__PROBLEM TO SOLVE__
Select every line below containing the word "color".

** begin SUPPLIED MATERIAL **

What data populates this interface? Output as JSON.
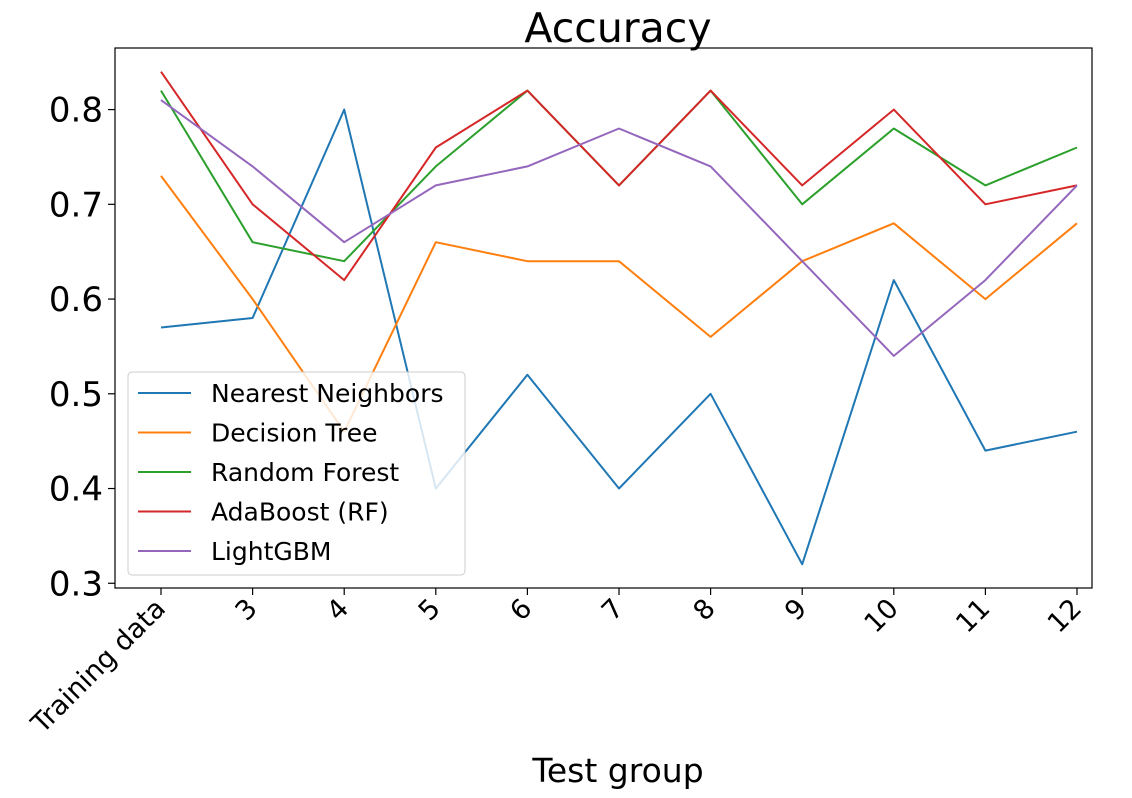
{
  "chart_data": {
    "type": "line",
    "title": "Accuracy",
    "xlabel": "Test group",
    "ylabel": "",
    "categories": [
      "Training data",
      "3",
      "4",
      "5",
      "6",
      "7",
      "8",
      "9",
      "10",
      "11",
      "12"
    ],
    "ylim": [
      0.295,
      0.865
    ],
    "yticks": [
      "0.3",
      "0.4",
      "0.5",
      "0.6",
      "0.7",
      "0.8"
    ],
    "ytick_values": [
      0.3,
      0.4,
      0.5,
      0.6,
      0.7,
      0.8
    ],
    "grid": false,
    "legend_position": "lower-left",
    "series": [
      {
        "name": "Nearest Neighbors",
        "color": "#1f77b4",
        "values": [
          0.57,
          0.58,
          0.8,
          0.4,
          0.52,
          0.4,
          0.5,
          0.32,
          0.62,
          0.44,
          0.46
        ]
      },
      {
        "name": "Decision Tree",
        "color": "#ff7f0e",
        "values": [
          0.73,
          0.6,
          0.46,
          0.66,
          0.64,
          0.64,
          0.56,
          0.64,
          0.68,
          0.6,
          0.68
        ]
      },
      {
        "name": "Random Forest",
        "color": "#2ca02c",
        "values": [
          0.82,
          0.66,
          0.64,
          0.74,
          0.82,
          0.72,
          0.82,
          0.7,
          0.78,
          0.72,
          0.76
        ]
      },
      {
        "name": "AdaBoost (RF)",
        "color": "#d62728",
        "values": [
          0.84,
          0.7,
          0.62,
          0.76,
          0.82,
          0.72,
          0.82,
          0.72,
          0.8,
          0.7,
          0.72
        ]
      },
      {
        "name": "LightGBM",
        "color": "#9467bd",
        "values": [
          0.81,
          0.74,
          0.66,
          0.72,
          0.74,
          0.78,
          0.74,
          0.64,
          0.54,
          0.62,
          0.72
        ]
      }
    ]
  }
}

** end SUPPLIED MATERIAL **
** begin SUPPLIED MATERIAL **

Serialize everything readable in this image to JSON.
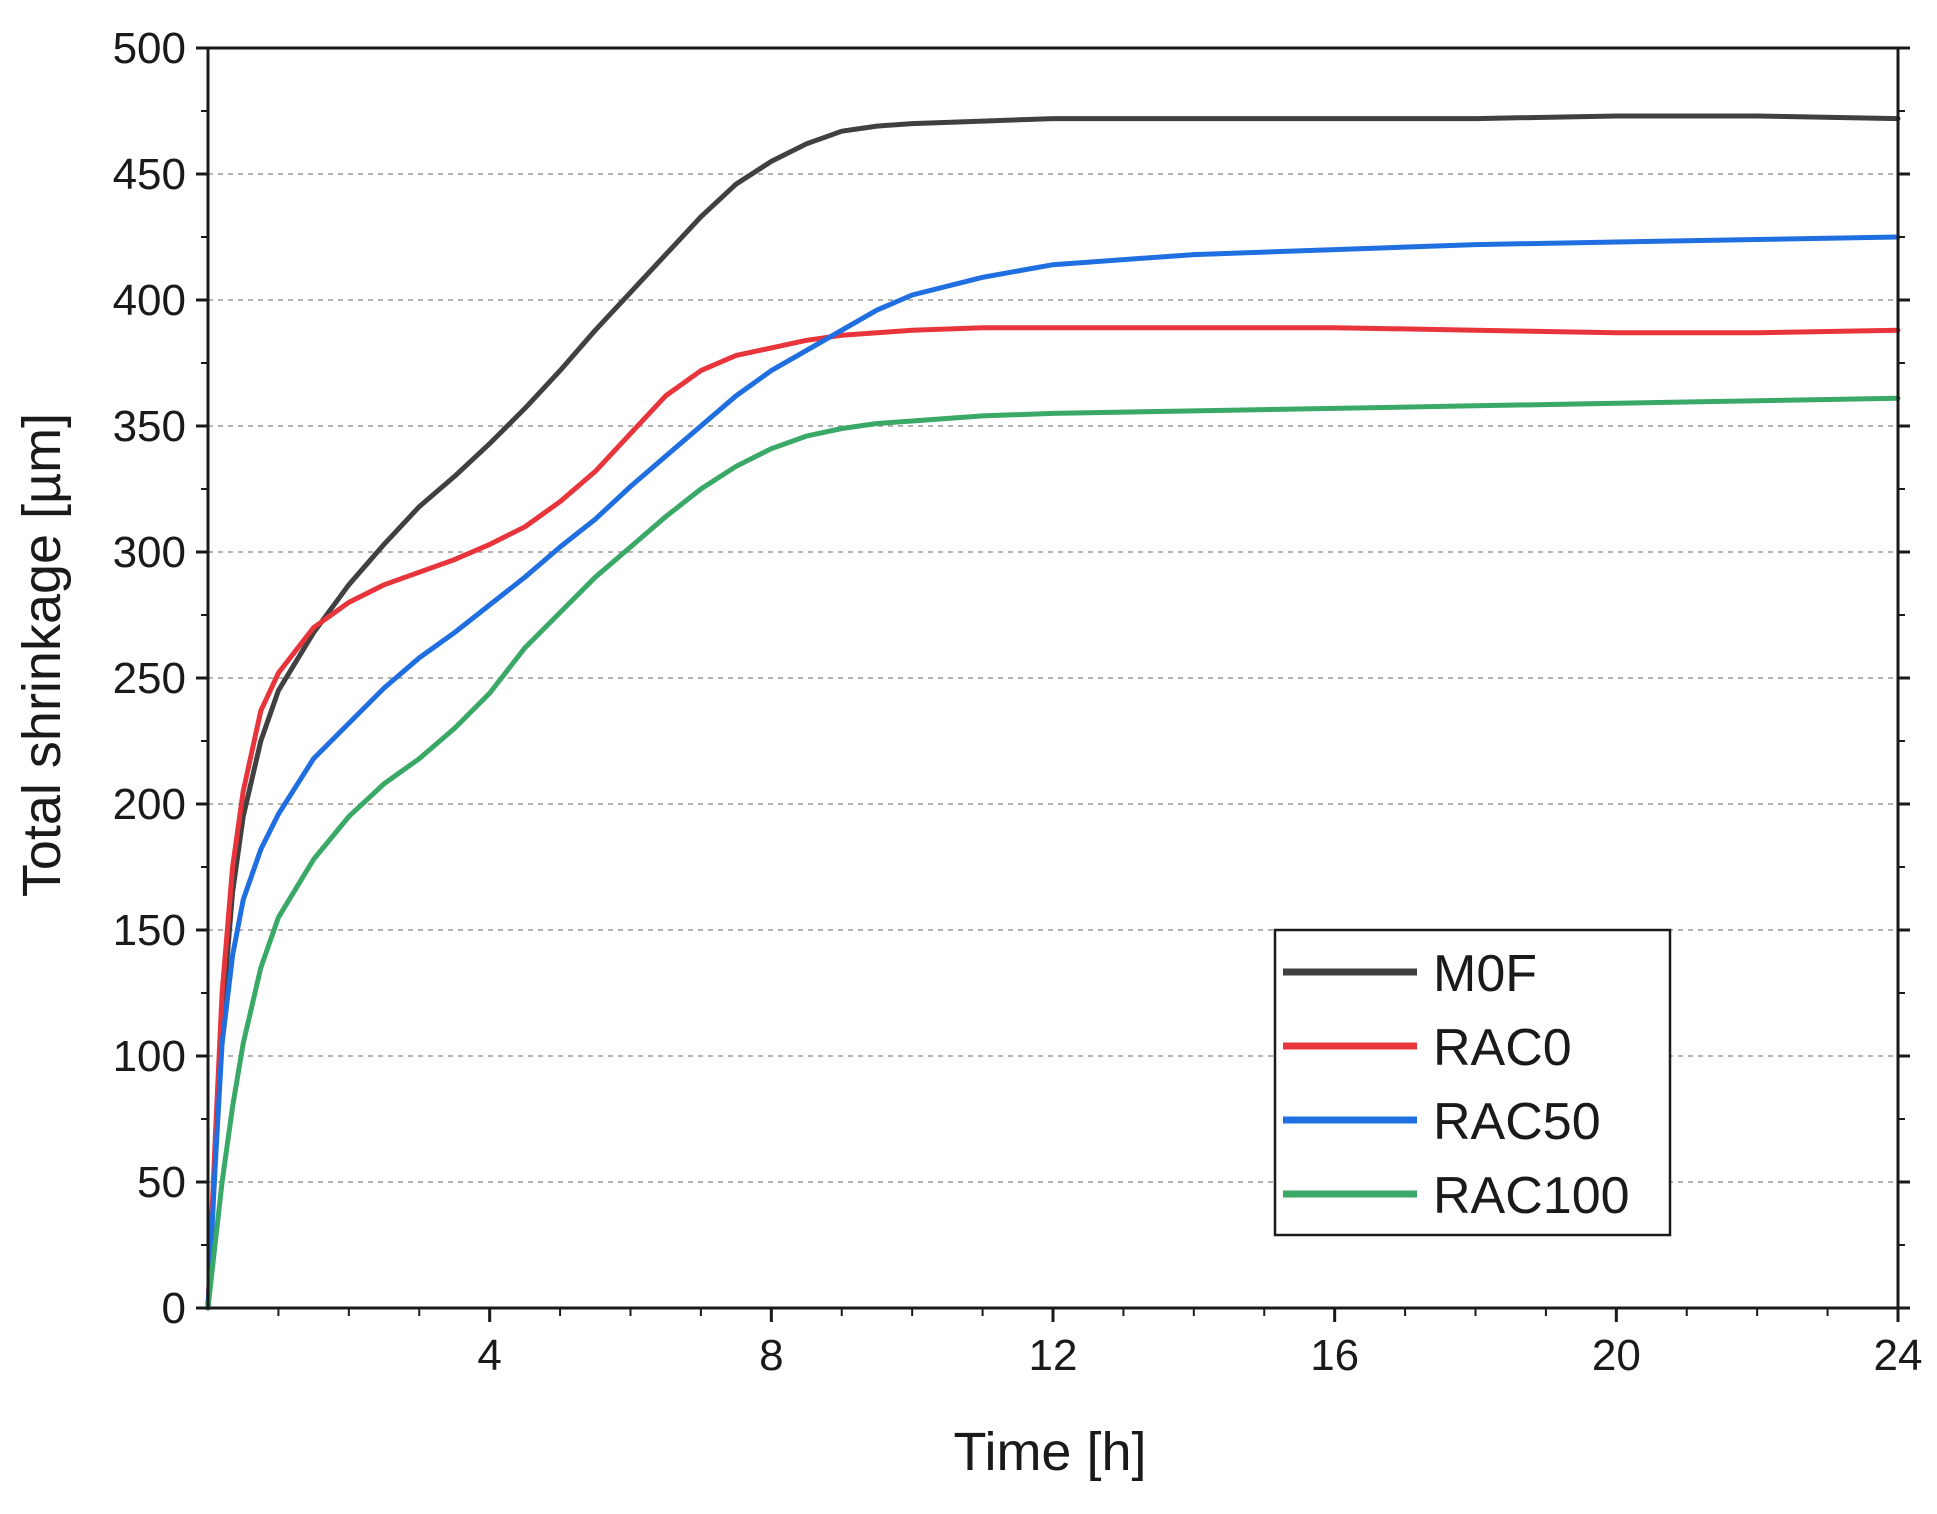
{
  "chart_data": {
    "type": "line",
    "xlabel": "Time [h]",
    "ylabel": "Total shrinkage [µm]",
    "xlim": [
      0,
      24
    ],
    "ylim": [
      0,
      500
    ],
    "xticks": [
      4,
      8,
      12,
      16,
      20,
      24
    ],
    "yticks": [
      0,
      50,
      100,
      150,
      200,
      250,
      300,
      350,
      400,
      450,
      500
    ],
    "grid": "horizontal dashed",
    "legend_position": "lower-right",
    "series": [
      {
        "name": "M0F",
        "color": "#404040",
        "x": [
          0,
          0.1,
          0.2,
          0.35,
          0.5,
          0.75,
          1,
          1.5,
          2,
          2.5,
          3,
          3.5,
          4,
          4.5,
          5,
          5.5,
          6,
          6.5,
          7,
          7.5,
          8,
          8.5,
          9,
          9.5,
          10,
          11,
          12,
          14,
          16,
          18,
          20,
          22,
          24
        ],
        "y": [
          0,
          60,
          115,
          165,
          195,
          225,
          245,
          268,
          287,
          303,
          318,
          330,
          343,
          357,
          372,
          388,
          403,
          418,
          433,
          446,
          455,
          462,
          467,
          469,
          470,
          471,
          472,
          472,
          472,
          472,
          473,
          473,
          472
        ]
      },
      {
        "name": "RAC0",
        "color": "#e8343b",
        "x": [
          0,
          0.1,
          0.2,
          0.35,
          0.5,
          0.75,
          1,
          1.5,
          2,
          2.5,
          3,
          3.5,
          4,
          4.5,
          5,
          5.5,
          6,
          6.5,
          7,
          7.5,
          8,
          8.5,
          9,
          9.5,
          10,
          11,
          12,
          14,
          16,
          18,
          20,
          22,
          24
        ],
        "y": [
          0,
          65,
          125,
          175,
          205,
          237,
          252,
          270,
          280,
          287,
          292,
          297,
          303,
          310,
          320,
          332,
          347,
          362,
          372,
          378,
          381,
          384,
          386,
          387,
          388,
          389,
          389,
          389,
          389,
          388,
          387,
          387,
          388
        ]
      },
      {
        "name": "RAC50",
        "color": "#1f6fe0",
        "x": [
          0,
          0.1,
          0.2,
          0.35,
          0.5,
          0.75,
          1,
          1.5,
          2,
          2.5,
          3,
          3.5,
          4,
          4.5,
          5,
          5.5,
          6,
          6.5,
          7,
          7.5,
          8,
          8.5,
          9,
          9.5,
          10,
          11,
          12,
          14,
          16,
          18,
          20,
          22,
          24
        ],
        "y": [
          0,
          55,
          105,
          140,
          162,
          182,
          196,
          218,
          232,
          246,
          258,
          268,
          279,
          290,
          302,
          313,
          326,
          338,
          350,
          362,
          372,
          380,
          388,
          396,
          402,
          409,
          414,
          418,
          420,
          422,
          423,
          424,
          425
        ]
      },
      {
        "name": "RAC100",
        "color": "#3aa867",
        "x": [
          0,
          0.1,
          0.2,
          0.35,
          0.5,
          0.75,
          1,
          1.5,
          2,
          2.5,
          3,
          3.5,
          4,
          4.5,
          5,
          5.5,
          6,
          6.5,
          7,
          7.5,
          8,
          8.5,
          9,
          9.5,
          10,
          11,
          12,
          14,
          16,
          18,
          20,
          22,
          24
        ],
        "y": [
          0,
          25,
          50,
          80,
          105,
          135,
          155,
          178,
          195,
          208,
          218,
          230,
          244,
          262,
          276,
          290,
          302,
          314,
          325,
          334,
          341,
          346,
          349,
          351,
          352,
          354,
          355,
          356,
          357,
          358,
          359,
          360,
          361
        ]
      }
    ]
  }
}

** end SUPPLIED MATERIAL **

__RESULT OF THIS TASK__
        "color": "#1f77b4",
        "color": "#ff7f0e",
        "color": "#2ca02c",
        "color": "#d62728",
        "color": "#9467bd",
        "color": "#404040",
        "color": "#e8343b",
        "color": "#1f6fe0",
        "color": "#3aa867",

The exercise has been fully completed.